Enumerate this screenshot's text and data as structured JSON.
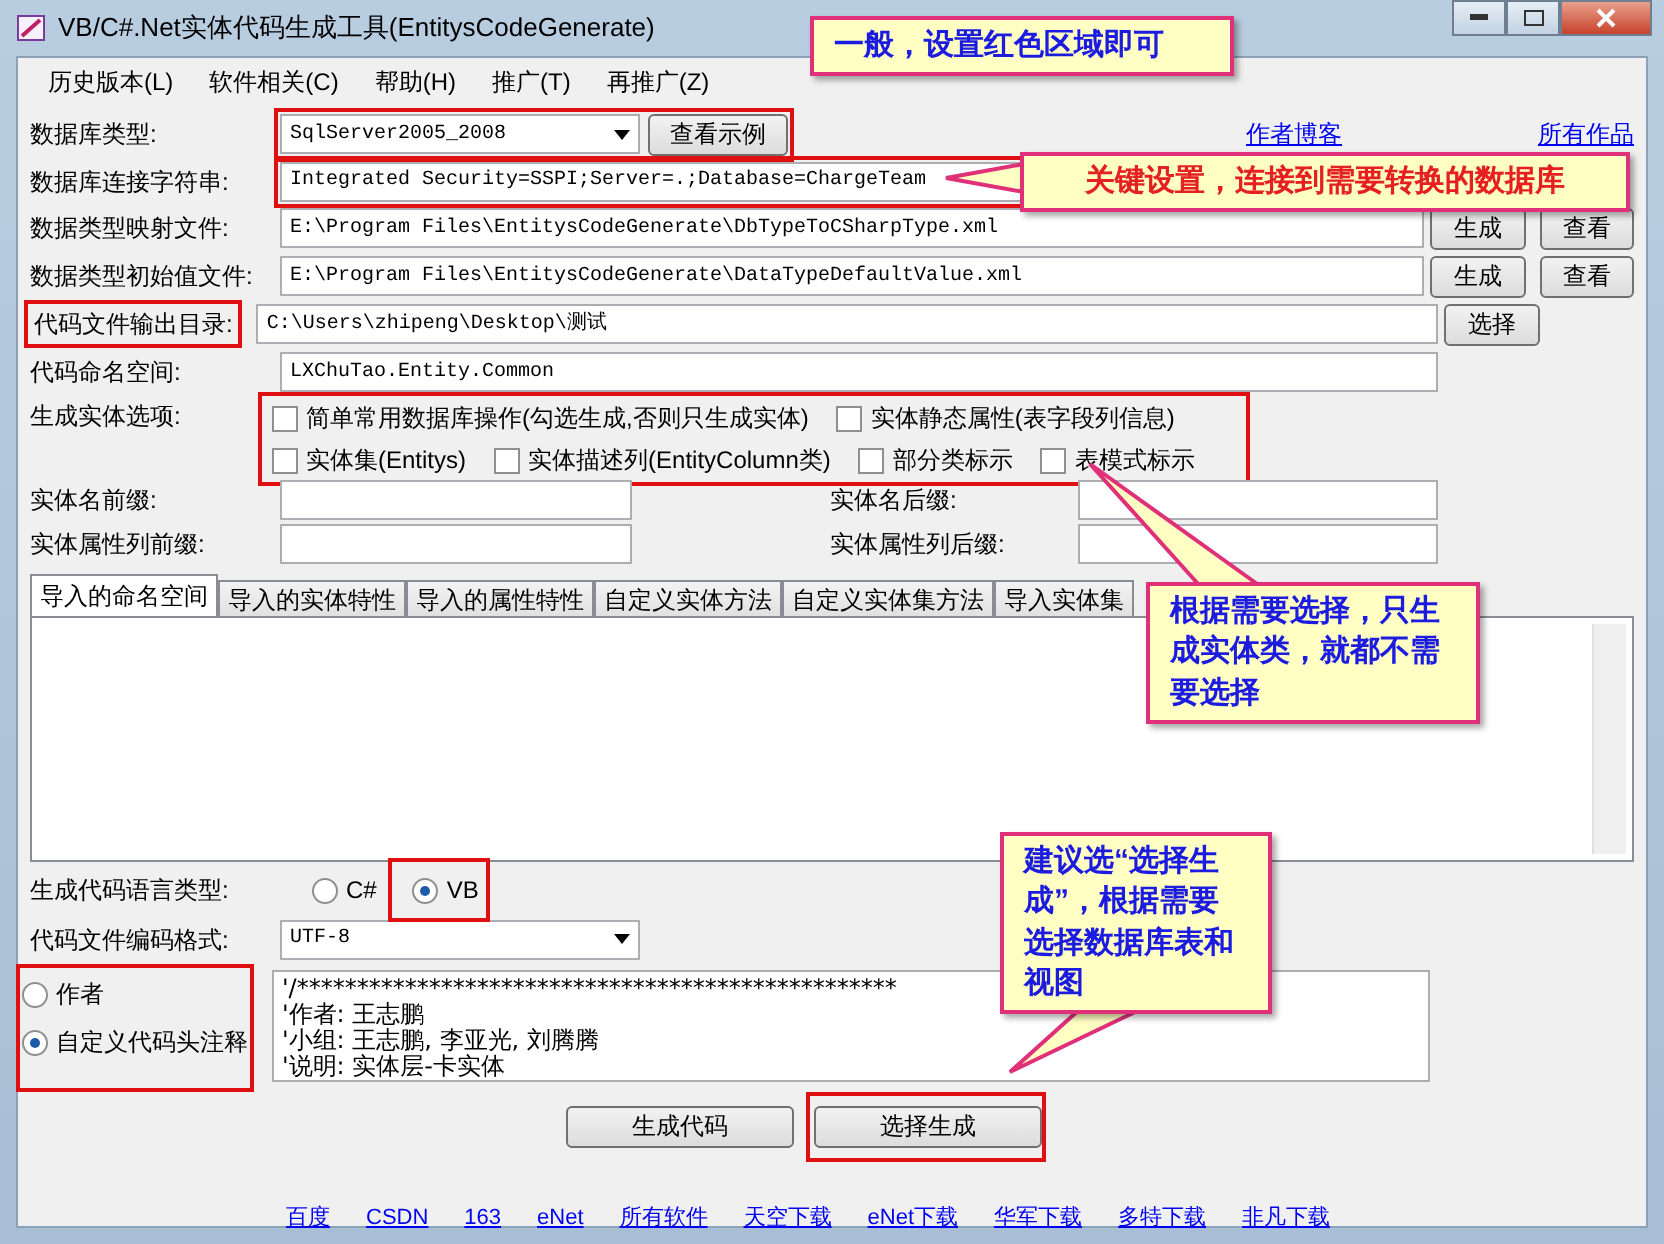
{
  "window": {
    "title": "VB/C#.Net实体代码生成工具(EntitysCodeGenerate)"
  },
  "menu": [
    "历史版本(L)",
    "软件相关(C)",
    "帮助(H)",
    "推广(T)",
    "再推广(Z)"
  ],
  "db_type": {
    "label": "数据库类型:",
    "value": "SqlServer2005_2008",
    "button": "查看示例",
    "highlighted": true
  },
  "top_links": [
    "作者博客",
    "所有作品"
  ],
  "connection": {
    "label": "数据库连接字符串:",
    "value": "Integrated Security=SSPI;Server=.;Database=ChargeTeam",
    "highlighted": true
  },
  "fields": [
    {
      "label": "数据类型映射文件:",
      "value": "E:\\Program Files\\EntitysCodeGenerate\\DbTypeToCSharpType.xml",
      "label_highlighted": false,
      "buttons": [
        "生成",
        "查看"
      ]
    },
    {
      "label": "数据类型初始值文件:",
      "value": "E:\\Program Files\\EntitysCodeGenerate\\DataTypeDefaultValue.xml",
      "label_highlighted": false,
      "buttons": [
        "生成",
        "查看"
      ]
    },
    {
      "label": "代码文件输出目录:",
      "value": "C:\\Users\\zhipeng\\Desktop\\测试",
      "label_highlighted": true,
      "buttons": [
        "选择"
      ]
    },
    {
      "label": "代码命名空间:",
      "value": "LXChuTao.Entity.Common",
      "label_highlighted": false
    }
  ],
  "entity_options": {
    "label": "生成实体选项:",
    "highlighted": true,
    "options": [
      {
        "label": "简单常用数据库操作(勾选生成,否则只生成实体)",
        "checked": false
      },
      {
        "label": "实体静态属性(表字段列信息)",
        "checked": false
      },
      {
        "label": "实体集(Entitys)",
        "checked": false
      },
      {
        "label": "实体描述列(EntityColumn类)",
        "checked": false
      },
      {
        "label": "部分类标示",
        "checked": false
      },
      {
        "label": "表模式标示",
        "checked": false
      }
    ]
  },
  "affixes": [
    [
      "实体名前缀:",
      "实体名后缀:"
    ],
    [
      "实体属性列前缀:",
      "实体属性列后缀:"
    ]
  ],
  "tabs": [
    {
      "label": "导入的命名空间",
      "selected": true
    },
    {
      "label": "导入的实体特性",
      "selected": false
    },
    {
      "label": "导入的属性特性",
      "selected": false
    },
    {
      "label": "自定义实体方法",
      "selected": false
    },
    {
      "label": "自定义实体集方法",
      "selected": false
    },
    {
      "label": "导入实体集",
      "selected": false
    }
  ],
  "language": {
    "label": "生成代码语言类型:",
    "options": [
      {
        "label": "C#",
        "selected": false,
        "highlighted": false
      },
      {
        "label": "VB",
        "selected": true,
        "highlighted": true
      }
    ]
  },
  "encoding": {
    "label": "代码文件编码格式:",
    "value": "UTF-8"
  },
  "header_mode": {
    "highlighted": true,
    "options": [
      {
        "label": "作者",
        "selected": false
      },
      {
        "label": "自定义代码头注释",
        "selected": true
      }
    ]
  },
  "header_text": [
    "'/**************************************************",
    "'作者: 王志鹏",
    "'小组: 王志鹏, 李亚光, 刘腾腾",
    "'说明: 实体层-卡实体"
  ],
  "actions": [
    {
      "label": "生成代码",
      "highlighted": false
    },
    {
      "label": "选择生成",
      "highlighted": true
    }
  ],
  "footer_links": [
    "百度",
    "CSDN",
    "163",
    "eNet",
    "所有软件",
    "天空下载",
    "eNet下载",
    "华军下载",
    "多特下载",
    "非凡下载"
  ],
  "callouts": [
    {
      "text": "一般，设置红色区域即可",
      "color": "#1c1ce0"
    },
    {
      "text": "关键设置，连接到需要转换的数据库",
      "color": "#e52020"
    },
    {
      "text": "根据需要选择，只生成实体类，就都不需要选择",
      "color": "#1c1ce0"
    },
    {
      "text": "建议选“选择生成”，根据需要选择数据库表和视图",
      "color": "#1c1ce0"
    }
  ]
}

※ ※ ※

Set exercise
Extract the text of all the records above verbatim, excluding pictures.

Output for this exercise
Enumerate this screenshot's text and data as structured JSON.
{
  "window": {
    "title": "VB/C#.Net实体代码生成工具(EntitysCodeGenerate)"
  },
  "menu": [
    "历史版本(L)",
    "软件相关(C)",
    "帮助(H)",
    "推广(T)",
    "再推广(Z)"
  ],
  "db_type": {
    "label": "数据库类型:",
    "value": "SqlServer2005_2008",
    "button": "查看示例",
    "highlighted": true
  },
  "top_links": [
    "作者博客",
    "所有作品"
  ],
  "connection": {
    "label": "数据库连接字符串:",
    "value": "Integrated Security=SSPI;Server=.;Database=ChargeTeam",
    "highlighted": true
  },
  "fields": [
    {
      "label": "数据类型映射文件:",
      "value": "E:\\Program Files\\EntitysCodeGenerate\\DbTypeToCSharpType.xml",
      "label_highlighted": false,
      "buttons": [
        "生成",
        "查看"
      ]
    },
    {
      "label": "数据类型初始值文件:",
      "value": "E:\\Program Files\\EntitysCodeGenerate\\DataTypeDefaultValue.xml",
      "label_highlighted": false,
      "buttons": [
        "生成",
        "查看"
      ]
    },
    {
      "label": "代码文件输出目录:",
      "value": "C:\\Users\\zhipeng\\Desktop\\测试",
      "label_highlighted": true,
      "buttons": [
        "选择"
      ]
    },
    {
      "label": "代码命名空间:",
      "value": "LXChuTao.Entity.Common",
      "label_highlighted": false
    }
  ],
  "entity_options": {
    "label": "生成实体选项:",
    "highlighted": true,
    "options": [
      {
        "label": "简单常用数据库操作(勾选生成,否则只生成实体)",
        "checked": false
      },
      {
        "label": "实体静态属性(表字段列信息)",
        "checked": false
      },
      {
        "label": "实体集(Entitys)",
        "checked": false
      },
      {
        "label": "实体描述列(EntityColumn类)",
        "checked": false
      },
      {
        "label": "部分类标示",
        "checked": false
      },
      {
        "label": "表模式标示",
        "checked": false
      }
    ]
  },
  "affixes": [
    [
      "实体名前缀:",
      "实体名后缀:"
    ],
    [
      "实体属性列前缀:",
      "实体属性列后缀:"
    ]
  ],
  "tabs": [
    {
      "label": "导入的命名空间",
      "selected": true
    },
    {
      "label": "导入的实体特性",
      "selected": false
    },
    {
      "label": "导入的属性特性",
      "selected": false
    },
    {
      "label": "自定义实体方法",
      "selected": false
    },
    {
      "label": "自定义实体集方法",
      "selected": false
    },
    {
      "label": "导入实体集",
      "selected": false
    }
  ],
  "language": {
    "label": "生成代码语言类型:",
    "options": [
      {
        "label": "C#",
        "selected": false,
        "highlighted": false
      },
      {
        "label": "VB",
        "selected": true,
        "highlighted": true
      }
    ]
  },
  "encoding": {
    "label": "代码文件编码格式:",
    "value": "UTF-8"
  },
  "header_mode": {
    "highlighted": true,
    "options": [
      {
        "label": "作者",
        "selected": false
      },
      {
        "label": "自定义代码头注释",
        "selected": true
      }
    ]
  },
  "header_text": [
    "'/**************************************************",
    "'作者: 王志鹏",
    "'小组: 王志鹏, 李亚光, 刘腾腾",
    "'说明: 实体层-卡实体"
  ],
  "actions": [
    {
      "label": "生成代码",
      "highlighted": false
    },
    {
      "label": "选择生成",
      "highlighted": true
    }
  ],
  "footer_links": [
    "百度",
    "CSDN",
    "163",
    "eNet",
    "所有软件",
    "天空下载",
    "eNet下载",
    "华军下载",
    "多特下载",
    "非凡下载"
  ],
  "callouts": [
    {
      "text": "一般，设置红色区域即可",
      "color": "#1c1ce0"
    },
    {
      "text": "关键设置，连接到需要转换的数据库",
      "color": "#e52020"
    },
    {
      "text": "根据需要选择，只生成实体类，就都不需要选择",
      "color": "#1c1ce0"
    },
    {
      "text": "建议选“选择生成”，根据需要选择数据库表和视图",
      "color": "#1c1ce0"
    }
  ]
}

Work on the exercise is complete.